Recorded data:

┏━━

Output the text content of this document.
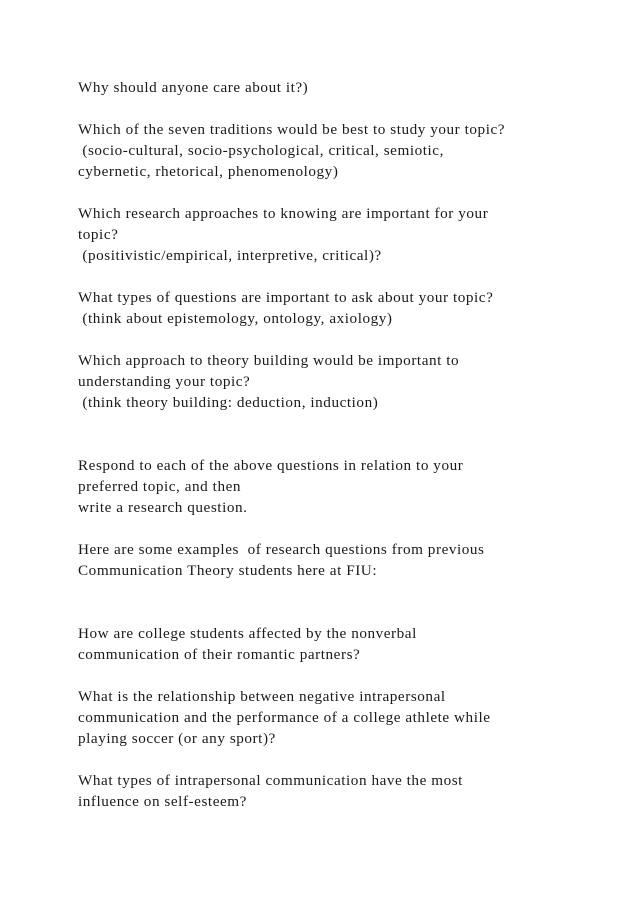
Why should anyone care about it?)
Which of the seven traditions would be best to study your topic?
(socio-cultural, socio-psychological, critical, semiotic,
cybernetic, rhetorical, phenomenology)
Which research approaches to knowing are important for your
topic?
(positivistic/empirical, interpretive, critical)?
What types of questions are important to ask about your topic?
(think about epistemology, ontology, axiology)
Which approach to theory building would be important to
understanding your topic?
(think theory building: deduction, induction)
Respond to each of the above questions in relation to your
preferred topic, and then
write a research question.
Here are some examples  of research questions from previous
Communication Theory students here at FIU:
How are college students affected by the nonverbal
communication of their romantic partners?
What is the relationship between negative intrapersonal
communication and the performance of a college athlete while
playing soccer (or any sport)?
What types of intrapersonal communication have the most
influence on self-esteem?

┗━━

§ PROMPT
Retype the listing exactly. Pictures do not belong in the copy.

§ RESPONSE TO THE TASK
Output the text content of this document.
Why should anyone care about it?)
Which of the seven traditions would be best to study your topic?
(socio-cultural, socio-psychological, critical, semiotic,
cybernetic, rhetorical, phenomenology)
Which research approaches to knowing are important for your
topic?
(positivistic/empirical, interpretive, critical)?
What types of questions are important to ask about your topic?
(think about epistemology, ontology, axiology)
Which approach to theory building would be important to
understanding your topic?
(think theory building: deduction, induction)
Respond to each of the above questions in relation to your
preferred topic, and then
write a research question.
Here are some examples  of research questions from previous
Communication Theory students here at FIU:
How are college students affected by the nonverbal
communication of their romantic partners?
What is the relationship between negative intrapersonal
communication and the performance of a college athlete while
playing soccer (or any sport)?
What types of intrapersonal communication have the most
influence on self-esteem?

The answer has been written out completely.